→ Your task: Return the following lines verbatim, without changing anything.
______
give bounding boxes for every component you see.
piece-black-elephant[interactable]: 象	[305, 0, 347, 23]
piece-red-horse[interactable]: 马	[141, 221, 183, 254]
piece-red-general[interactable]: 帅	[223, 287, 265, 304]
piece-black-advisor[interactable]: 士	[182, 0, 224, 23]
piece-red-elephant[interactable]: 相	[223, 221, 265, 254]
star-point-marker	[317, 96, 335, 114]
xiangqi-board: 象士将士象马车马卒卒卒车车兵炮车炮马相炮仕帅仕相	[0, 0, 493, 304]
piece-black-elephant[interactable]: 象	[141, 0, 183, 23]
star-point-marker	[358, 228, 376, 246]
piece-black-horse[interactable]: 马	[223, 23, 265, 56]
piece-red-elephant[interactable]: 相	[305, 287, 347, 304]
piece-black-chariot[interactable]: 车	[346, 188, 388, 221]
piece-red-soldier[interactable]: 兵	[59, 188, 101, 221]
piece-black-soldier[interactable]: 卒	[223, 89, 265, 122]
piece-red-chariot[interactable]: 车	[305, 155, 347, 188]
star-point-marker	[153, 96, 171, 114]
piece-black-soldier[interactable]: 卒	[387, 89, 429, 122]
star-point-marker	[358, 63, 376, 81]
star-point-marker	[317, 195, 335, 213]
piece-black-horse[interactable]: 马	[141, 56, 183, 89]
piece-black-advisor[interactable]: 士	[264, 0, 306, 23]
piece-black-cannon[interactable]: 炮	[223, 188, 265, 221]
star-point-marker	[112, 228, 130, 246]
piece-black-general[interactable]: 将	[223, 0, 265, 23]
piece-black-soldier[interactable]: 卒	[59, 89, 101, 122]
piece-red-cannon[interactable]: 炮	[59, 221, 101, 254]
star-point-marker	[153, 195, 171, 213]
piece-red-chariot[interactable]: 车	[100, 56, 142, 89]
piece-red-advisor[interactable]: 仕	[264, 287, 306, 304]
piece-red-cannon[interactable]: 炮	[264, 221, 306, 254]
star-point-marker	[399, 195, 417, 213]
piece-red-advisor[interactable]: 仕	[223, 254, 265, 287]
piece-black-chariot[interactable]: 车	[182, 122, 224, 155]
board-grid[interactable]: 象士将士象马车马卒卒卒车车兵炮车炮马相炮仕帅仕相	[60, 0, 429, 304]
______
→ Reply:
give bounding boxes for every component you see.
piece-black-elephant[interactable]: 象	[305, 0, 347, 23]
piece-red-horse[interactable]: 马	[141, 221, 183, 254]
piece-red-general[interactable]: 帅	[223, 287, 265, 304]
piece-black-advisor[interactable]: 士	[182, 0, 224, 23]
piece-red-elephant[interactable]: 相	[223, 221, 265, 254]
star-point-marker	[317, 96, 335, 114]
xiangqi-board: 象士将士象马车马卒卒卒车车兵炮车炮马相炮仕帅仕相	[0, 0, 493, 304]
piece-black-elephant[interactable]: 象	[141, 0, 183, 23]
star-point-marker	[358, 228, 376, 246]
piece-black-horse[interactable]: 马	[223, 23, 265, 56]
piece-red-elephant[interactable]: 相	[305, 287, 347, 304]
piece-black-chariot[interactable]: 车	[346, 188, 388, 221]
piece-red-soldier[interactable]: 兵	[59, 188, 101, 221]
piece-black-soldier[interactable]: 卒	[223, 89, 265, 122]
piece-red-chariot[interactable]: 车	[305, 155, 347, 188]
star-point-marker	[153, 96, 171, 114]
piece-black-soldier[interactable]: 卒	[387, 89, 429, 122]
star-point-marker	[358, 63, 376, 81]
star-point-marker	[317, 195, 335, 213]
piece-black-horse[interactable]: 马	[141, 56, 183, 89]
piece-black-advisor[interactable]: 士	[264, 0, 306, 23]
piece-black-cannon[interactable]: 炮	[223, 188, 265, 221]
star-point-marker	[112, 228, 130, 246]
piece-black-general[interactable]: 将	[223, 0, 265, 23]
piece-black-soldier[interactable]: 卒	[59, 89, 101, 122]
piece-red-cannon[interactable]: 炮	[59, 221, 101, 254]
star-point-marker	[153, 195, 171, 213]
piece-red-chariot[interactable]: 车	[100, 56, 142, 89]
piece-red-advisor[interactable]: 仕	[264, 287, 306, 304]
piece-red-cannon[interactable]: 炮	[264, 221, 306, 254]
star-point-marker	[399, 195, 417, 213]
piece-red-advisor[interactable]: 仕	[223, 254, 265, 287]
piece-black-chariot[interactable]: 车	[182, 122, 224, 155]
board-grid[interactable]: 象士将士象马车马卒卒卒车车兵炮车炮马相炮仕帅仕相	[60, 0, 429, 304]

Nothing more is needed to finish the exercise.